*WHAT YOU WILL DO:*
Collect all lines from the listing that include the string "this".

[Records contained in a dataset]
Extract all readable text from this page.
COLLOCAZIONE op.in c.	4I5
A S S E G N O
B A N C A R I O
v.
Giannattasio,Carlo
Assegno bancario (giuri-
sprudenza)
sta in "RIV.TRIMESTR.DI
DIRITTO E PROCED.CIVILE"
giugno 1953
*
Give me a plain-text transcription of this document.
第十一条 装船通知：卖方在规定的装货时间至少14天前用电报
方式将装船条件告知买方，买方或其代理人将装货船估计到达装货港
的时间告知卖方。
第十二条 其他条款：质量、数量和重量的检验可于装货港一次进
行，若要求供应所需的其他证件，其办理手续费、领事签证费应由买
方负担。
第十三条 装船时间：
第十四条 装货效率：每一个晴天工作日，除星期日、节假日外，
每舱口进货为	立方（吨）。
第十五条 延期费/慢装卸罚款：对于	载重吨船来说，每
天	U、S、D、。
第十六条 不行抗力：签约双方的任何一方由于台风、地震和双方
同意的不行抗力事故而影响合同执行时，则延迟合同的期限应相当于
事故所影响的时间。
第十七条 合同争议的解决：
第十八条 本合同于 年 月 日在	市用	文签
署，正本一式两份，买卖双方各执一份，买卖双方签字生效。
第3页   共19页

*RESULT OF THE TASK:*
Extract all readable text from this page.
Give me a plain-text transcription of this document.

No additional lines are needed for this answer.